╭──

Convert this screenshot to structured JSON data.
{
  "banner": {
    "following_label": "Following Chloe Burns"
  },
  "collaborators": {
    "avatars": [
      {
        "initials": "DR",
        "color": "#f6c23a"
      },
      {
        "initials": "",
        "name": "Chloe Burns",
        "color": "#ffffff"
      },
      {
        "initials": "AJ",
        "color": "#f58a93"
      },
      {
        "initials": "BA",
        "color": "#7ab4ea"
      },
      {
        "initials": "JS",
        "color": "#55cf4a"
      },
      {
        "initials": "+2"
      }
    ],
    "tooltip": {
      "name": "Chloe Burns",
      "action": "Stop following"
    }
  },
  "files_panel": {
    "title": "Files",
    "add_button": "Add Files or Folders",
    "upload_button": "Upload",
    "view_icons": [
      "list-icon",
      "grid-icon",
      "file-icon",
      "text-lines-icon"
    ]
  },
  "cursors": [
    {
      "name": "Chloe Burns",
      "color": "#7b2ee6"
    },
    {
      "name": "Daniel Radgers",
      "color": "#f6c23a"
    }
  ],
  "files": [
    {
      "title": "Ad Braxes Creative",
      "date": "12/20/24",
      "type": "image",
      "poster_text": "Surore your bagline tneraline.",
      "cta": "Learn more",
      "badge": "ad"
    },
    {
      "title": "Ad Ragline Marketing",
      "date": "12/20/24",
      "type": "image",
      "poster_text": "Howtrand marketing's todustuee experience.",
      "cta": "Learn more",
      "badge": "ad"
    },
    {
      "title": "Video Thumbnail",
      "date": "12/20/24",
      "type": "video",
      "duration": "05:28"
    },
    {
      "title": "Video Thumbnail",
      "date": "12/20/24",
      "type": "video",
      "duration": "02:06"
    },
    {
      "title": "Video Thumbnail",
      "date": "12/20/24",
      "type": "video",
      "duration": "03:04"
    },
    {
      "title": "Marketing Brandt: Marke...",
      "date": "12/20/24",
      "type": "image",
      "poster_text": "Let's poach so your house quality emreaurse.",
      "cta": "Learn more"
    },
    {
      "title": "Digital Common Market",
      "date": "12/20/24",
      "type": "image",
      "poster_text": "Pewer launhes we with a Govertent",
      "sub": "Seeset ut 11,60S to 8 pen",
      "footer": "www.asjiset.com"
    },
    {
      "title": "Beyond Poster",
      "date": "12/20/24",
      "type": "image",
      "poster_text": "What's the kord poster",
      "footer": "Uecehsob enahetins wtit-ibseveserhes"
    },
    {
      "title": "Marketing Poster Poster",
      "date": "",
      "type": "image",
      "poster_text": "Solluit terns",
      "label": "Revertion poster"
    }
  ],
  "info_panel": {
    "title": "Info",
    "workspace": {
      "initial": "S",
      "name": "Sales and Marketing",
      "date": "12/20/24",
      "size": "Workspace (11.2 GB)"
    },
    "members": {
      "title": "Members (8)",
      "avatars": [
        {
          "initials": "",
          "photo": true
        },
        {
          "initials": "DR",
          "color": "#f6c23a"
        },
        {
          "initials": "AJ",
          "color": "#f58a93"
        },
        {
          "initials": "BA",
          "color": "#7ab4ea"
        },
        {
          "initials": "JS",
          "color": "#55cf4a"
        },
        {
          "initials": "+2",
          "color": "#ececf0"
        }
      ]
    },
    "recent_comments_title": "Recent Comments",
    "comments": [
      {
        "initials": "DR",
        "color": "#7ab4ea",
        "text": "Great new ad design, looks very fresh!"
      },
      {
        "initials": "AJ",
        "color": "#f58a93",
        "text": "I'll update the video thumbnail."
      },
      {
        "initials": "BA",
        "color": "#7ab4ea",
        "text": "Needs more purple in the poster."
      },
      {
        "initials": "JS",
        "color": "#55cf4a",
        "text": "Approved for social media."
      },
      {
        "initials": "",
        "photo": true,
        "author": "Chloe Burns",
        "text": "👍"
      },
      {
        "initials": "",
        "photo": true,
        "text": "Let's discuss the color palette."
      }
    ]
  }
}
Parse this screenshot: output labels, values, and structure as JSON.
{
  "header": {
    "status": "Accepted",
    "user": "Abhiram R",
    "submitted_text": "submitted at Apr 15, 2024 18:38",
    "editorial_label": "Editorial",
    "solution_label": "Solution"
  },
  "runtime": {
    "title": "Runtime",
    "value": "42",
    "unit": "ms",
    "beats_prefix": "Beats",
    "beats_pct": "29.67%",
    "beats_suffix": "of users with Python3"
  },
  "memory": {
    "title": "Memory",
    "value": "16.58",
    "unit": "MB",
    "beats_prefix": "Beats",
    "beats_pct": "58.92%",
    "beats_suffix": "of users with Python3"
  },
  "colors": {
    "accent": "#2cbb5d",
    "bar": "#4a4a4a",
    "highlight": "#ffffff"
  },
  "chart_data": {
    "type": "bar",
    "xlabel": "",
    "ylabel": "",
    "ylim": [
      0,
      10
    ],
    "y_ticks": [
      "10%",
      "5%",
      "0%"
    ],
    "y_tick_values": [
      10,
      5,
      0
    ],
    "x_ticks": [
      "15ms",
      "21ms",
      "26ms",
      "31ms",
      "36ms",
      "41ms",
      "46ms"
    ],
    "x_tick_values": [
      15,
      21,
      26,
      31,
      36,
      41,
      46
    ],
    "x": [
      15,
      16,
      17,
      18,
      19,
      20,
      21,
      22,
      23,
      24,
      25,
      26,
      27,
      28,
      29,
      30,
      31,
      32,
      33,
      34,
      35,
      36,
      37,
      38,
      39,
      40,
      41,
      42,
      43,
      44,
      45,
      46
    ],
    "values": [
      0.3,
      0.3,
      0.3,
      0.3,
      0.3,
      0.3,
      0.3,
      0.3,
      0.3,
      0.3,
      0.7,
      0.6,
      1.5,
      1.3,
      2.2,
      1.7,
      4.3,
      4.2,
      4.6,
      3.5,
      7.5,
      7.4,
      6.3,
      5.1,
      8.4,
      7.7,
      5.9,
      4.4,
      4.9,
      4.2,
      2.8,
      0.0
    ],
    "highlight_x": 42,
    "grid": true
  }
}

╰──

▶ [YOUR GOAL] In the records above, find each line with the word "Burns" and copy it.

▶ [THE RESPONSE]
    "following_label": "Following Chloe Burns"
        "name": "Chloe Burns",
      "name": "Chloe Burns",
      "name": "Chloe Burns",
        "author": "Chloe Burns",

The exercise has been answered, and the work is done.